Extracted records
⟨
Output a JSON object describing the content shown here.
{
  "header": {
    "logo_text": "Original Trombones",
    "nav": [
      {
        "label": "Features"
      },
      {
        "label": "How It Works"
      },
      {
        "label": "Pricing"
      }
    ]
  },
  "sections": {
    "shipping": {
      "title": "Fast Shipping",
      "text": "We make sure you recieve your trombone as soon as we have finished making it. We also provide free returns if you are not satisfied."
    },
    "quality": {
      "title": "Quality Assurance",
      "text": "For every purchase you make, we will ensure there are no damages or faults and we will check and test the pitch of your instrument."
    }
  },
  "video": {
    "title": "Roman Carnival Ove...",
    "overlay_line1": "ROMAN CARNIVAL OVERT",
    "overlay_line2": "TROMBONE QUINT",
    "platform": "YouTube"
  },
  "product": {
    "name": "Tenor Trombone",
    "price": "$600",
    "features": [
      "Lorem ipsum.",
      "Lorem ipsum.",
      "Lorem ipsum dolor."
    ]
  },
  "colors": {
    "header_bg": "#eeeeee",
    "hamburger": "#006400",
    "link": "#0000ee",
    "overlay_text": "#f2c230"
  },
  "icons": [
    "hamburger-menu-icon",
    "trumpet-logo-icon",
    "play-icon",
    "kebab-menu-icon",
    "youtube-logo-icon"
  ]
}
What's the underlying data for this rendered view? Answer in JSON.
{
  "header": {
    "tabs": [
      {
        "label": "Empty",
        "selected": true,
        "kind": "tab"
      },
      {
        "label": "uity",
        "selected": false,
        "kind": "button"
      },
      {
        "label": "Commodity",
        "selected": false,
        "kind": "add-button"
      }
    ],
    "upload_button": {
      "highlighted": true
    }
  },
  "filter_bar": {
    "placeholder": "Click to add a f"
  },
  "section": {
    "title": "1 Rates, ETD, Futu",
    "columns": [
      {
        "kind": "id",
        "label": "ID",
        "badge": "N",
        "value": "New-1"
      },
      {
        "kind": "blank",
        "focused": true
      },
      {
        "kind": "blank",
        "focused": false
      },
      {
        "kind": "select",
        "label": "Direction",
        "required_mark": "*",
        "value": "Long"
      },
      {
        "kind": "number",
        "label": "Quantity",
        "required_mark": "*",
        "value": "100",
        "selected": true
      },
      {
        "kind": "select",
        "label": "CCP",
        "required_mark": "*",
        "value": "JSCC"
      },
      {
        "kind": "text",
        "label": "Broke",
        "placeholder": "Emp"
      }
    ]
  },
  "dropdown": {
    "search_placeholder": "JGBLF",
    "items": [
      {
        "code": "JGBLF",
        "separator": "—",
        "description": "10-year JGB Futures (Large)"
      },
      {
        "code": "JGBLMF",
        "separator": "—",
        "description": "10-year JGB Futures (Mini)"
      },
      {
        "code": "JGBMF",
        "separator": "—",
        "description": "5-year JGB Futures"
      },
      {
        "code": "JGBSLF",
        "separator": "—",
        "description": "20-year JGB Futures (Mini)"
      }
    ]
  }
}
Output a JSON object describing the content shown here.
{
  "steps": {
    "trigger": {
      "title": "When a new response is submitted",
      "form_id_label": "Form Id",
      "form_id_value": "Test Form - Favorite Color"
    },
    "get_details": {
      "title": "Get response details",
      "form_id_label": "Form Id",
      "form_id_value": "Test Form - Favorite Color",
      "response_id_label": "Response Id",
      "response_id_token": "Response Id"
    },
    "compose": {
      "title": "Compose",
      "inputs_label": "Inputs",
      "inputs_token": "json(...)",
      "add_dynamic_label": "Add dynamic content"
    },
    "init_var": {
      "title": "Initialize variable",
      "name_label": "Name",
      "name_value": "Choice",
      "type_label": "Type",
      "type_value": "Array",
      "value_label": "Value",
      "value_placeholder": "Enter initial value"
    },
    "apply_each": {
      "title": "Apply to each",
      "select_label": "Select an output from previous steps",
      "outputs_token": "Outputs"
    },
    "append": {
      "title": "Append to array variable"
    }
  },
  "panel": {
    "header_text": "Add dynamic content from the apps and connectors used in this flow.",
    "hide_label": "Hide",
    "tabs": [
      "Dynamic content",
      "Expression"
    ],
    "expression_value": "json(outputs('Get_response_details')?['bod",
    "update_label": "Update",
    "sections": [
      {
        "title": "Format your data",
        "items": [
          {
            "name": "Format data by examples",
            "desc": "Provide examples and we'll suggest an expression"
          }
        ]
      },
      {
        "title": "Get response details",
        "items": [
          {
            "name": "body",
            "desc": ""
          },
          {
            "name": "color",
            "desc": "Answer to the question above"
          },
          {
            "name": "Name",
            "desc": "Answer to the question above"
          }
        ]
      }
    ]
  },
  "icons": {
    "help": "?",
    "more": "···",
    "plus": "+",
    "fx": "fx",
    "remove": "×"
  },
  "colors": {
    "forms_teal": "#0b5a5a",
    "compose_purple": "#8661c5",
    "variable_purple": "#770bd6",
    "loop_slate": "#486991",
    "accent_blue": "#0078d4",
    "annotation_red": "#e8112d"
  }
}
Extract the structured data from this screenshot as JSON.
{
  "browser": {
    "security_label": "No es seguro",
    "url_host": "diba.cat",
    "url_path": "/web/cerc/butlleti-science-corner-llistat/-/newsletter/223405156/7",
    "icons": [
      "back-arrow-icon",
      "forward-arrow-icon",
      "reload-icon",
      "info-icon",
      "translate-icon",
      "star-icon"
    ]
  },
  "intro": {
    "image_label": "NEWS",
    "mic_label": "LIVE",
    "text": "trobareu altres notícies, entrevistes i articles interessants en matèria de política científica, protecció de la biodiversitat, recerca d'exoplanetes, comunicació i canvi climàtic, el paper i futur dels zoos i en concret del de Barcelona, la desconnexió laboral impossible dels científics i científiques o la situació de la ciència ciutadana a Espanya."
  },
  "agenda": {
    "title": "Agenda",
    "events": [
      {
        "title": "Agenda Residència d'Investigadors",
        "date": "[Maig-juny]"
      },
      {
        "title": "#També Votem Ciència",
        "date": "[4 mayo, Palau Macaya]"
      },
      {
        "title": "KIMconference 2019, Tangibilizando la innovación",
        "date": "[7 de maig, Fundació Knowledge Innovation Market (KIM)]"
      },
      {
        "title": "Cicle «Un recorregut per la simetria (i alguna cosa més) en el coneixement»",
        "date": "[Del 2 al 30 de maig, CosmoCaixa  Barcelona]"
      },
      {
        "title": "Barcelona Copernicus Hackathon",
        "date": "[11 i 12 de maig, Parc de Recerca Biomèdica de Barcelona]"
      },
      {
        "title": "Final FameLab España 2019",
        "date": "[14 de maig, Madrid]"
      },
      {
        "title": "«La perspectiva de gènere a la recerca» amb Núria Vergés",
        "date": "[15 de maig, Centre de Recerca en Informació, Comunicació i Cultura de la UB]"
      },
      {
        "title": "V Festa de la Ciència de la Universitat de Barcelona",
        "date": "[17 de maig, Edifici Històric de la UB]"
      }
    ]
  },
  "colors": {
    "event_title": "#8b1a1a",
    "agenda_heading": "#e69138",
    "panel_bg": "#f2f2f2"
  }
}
⟩
[To do] Respond with the number of lines containing "Barcelona" and no additional words.

[Full output] 5